• **Work to do**: Quote each record exactly, please, leaving none out.

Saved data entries
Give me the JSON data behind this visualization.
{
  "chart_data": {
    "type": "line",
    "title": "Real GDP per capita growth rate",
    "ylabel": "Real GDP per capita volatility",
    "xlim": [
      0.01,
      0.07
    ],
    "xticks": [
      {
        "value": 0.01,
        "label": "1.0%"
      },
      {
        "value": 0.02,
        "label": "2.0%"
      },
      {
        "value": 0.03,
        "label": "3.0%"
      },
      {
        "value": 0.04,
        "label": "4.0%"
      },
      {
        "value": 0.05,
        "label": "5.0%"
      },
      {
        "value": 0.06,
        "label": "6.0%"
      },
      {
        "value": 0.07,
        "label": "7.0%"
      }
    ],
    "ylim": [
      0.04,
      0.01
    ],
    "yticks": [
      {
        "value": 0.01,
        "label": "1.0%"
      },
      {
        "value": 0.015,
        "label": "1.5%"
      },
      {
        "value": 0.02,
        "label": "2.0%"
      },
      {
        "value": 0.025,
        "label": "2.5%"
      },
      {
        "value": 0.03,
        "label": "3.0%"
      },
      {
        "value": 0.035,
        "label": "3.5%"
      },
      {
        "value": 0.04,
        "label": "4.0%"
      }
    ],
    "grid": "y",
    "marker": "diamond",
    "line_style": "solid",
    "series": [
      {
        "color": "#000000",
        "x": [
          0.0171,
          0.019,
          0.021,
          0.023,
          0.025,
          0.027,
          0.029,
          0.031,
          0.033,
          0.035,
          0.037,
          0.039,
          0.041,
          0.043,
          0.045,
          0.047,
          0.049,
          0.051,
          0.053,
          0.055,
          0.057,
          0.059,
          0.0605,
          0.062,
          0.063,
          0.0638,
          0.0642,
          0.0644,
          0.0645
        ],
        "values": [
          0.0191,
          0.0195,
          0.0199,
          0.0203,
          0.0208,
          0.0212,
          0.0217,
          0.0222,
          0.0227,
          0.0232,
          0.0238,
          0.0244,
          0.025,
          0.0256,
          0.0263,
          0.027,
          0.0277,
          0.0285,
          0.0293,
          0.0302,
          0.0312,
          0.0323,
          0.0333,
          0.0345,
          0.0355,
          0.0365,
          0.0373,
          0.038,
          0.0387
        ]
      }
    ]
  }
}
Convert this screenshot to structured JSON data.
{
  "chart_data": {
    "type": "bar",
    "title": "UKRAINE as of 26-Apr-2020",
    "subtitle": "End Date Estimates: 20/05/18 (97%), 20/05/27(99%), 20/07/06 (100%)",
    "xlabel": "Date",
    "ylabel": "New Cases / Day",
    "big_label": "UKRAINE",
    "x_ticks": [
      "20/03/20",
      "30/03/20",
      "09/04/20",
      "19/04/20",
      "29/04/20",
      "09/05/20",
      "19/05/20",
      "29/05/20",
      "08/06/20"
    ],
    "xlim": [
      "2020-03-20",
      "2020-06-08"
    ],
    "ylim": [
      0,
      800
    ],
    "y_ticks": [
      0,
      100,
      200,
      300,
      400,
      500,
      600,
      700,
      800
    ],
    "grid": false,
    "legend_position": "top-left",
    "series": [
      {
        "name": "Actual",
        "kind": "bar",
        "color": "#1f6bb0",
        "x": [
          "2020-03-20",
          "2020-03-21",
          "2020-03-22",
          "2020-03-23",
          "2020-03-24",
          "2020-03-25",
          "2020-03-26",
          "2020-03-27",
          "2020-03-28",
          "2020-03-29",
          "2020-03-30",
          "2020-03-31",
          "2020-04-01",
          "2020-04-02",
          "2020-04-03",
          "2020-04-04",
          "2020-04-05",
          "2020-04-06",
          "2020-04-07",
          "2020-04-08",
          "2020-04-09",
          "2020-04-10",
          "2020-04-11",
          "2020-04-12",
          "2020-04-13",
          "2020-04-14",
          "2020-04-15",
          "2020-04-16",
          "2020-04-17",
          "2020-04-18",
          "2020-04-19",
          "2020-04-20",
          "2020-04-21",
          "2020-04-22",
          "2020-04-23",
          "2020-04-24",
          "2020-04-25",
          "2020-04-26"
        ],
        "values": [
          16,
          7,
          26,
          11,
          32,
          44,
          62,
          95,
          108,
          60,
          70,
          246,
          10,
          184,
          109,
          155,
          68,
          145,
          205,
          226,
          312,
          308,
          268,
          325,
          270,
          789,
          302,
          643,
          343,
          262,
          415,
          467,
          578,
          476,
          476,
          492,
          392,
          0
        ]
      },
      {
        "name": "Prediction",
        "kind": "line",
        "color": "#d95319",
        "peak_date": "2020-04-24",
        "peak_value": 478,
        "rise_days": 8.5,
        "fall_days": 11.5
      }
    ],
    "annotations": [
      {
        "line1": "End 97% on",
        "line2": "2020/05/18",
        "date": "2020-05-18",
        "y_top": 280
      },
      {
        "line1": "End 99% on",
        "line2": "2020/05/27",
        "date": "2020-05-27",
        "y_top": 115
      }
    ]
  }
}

• **Answer to this problem**:
Give me the JSON data behind this visualization.
{
  "chart_data": {
    "type": "line",
    "title": "Real GDP per capita growth rate",
    "ylabel": "Real GDP per capita volatility",
    "xlim": [
      0.01,
      0.07
    ],
    "xticks": [
      {
        "value": 0.01,
        "label": "1.0%"
      },
      {
        "value": 0.02,
        "label": "2.0%"
      },
      {
        "value": 0.03,
        "label": "3.0%"
      },
      {
        "value": 0.04,
        "label": "4.0%"
      },
      {
        "value": 0.05,
        "label": "5.0%"
      },
      {
        "value": 0.06,
        "label": "6.0%"
      },
      {
        "value": 0.07,
        "label": "7.0%"
      }
    ],
    "ylim": [
      0.04,
      0.01
    ],
    "yticks": [
      {
        "value": 0.01,
        "label": "1.0%"
      },
      {
        "value": 0.015,
        "label": "1.5%"
      },
      {
        "value": 0.02,
        "label": "2.0%"
      },
      {
        "value": 0.025,
        "label": "2.5%"
      },
      {
        "value": 0.03,
        "label": "3.0%"
      },
      {
        "value": 0.035,
        "label": "3.5%"
      },
      {
        "value": 0.04,
        "label": "4.0%"
      }
    ],
    "grid": "y",
    "marker": "diamond",
    "line_style": "solid",
    "series": [
      {
        "color": "#000000",
        "x": [
          0.0171,
          0.019,
          0.021,
          0.023,
          0.025,
          0.027,
          0.029,
          0.031,
          0.033,
          0.035,
          0.037,
          0.039,
          0.041,
          0.043,
          0.045,
          0.047,
          0.049,
          0.051,
          0.053,
          0.055,
          0.057,
          0.059,
          0.0605,
          0.062,
          0.063,
          0.0638,
          0.0642,
          0.0644,
          0.0645
        ],
        "values": [
          0.0191,
          0.0195,
          0.0199,
          0.0203,
          0.0208,
          0.0212,
          0.0217,
          0.0222,
          0.0227,
          0.0232,
          0.0238,
          0.0244,
          0.025,
          0.0256,
          0.0263,
          0.027,
          0.0277,
          0.0285,
          0.0293,
          0.0302,
          0.0312,
          0.0323,
          0.0333,
          0.0345,
          0.0355,
          0.0365,
          0.0373,
          0.038,
          0.0387
        ]
      }
    ]
  }
}
Convert this screenshot to structured JSON data.
{
  "chart_data": {
    "type": "bar",
    "title": "UKRAINE as of 26-Apr-2020",
    "subtitle": "End Date Estimates: 20/05/18 (97%), 20/05/27(99%), 20/07/06 (100%)",
    "xlabel": "Date",
    "ylabel": "New Cases / Day",
    "big_label": "UKRAINE",
    "x_ticks": [
      "20/03/20",
      "30/03/20",
      "09/04/20",
      "19/04/20",
      "29/04/20",
      "09/05/20",
      "19/05/20",
      "29/05/20",
      "08/06/20"
    ],
    "xlim": [
      "2020-03-20",
      "2020-06-08"
    ],
    "ylim": [
      0,
      800
    ],
    "y_ticks": [
      0,
      100,
      200,
      300,
      400,
      500,
      600,
      700,
      800
    ],
    "grid": false,
    "legend_position": "top-left",
    "series": [
      {
        "name": "Actual",
        "kind": "bar",
        "color": "#1f6bb0",
        "x": [
          "2020-03-20",
          "2020-03-21",
          "2020-03-22",
          "2020-03-23",
          "2020-03-24",
          "2020-03-25",
          "2020-03-26",
          "2020-03-27",
          "2020-03-28",
          "2020-03-29",
          "2020-03-30",
          "2020-03-31",
          "2020-04-01",
          "2020-04-02",
          "2020-04-03",
          "2020-04-04",
          "2020-04-05",
          "2020-04-06",
          "2020-04-07",
          "2020-04-08",
          "2020-04-09",
          "2020-04-10",
          "2020-04-11",
          "2020-04-12",
          "2020-04-13",
          "2020-04-14",
          "2020-04-15",
          "2020-04-16",
          "2020-04-17",
          "2020-04-18",
          "2020-04-19",
          "2020-04-20",
          "2020-04-21",
          "2020-04-22",
          "2020-04-23",
          "2020-04-24",
          "2020-04-25",
          "2020-04-26"
        ],
        "values": [
          16,
          7,
          26,
          11,
          32,
          44,
          62,
          95,
          108,
          60,
          70,
          246,
          10,
          184,
          109,
          155,
          68,
          145,
          205,
          226,
          312,
          308,
          268,
          325,
          270,
          789,
          302,
          643,
          343,
          262,
          415,
          467,
          578,
          476,
          476,
          492,
          392,
          0
        ]
      },
      {
        "name": "Prediction",
        "kind": "line",
        "color": "#d95319",
        "peak_date": "2020-04-24",
        "peak_value": 478,
        "rise_days": 8.5,
        "fall_days": 11.5
      }
    ],
    "annotations": [
      {
        "line1": "End 97% on",
        "line2": "2020/05/18",
        "date": "2020-05-18",
        "y_top": 280
      },
      {
        "line1": "End 99% on",
        "line2": "2020/05/27",
        "date": "2020-05-27",
        "y_top": 115
      }
    ]
  }
}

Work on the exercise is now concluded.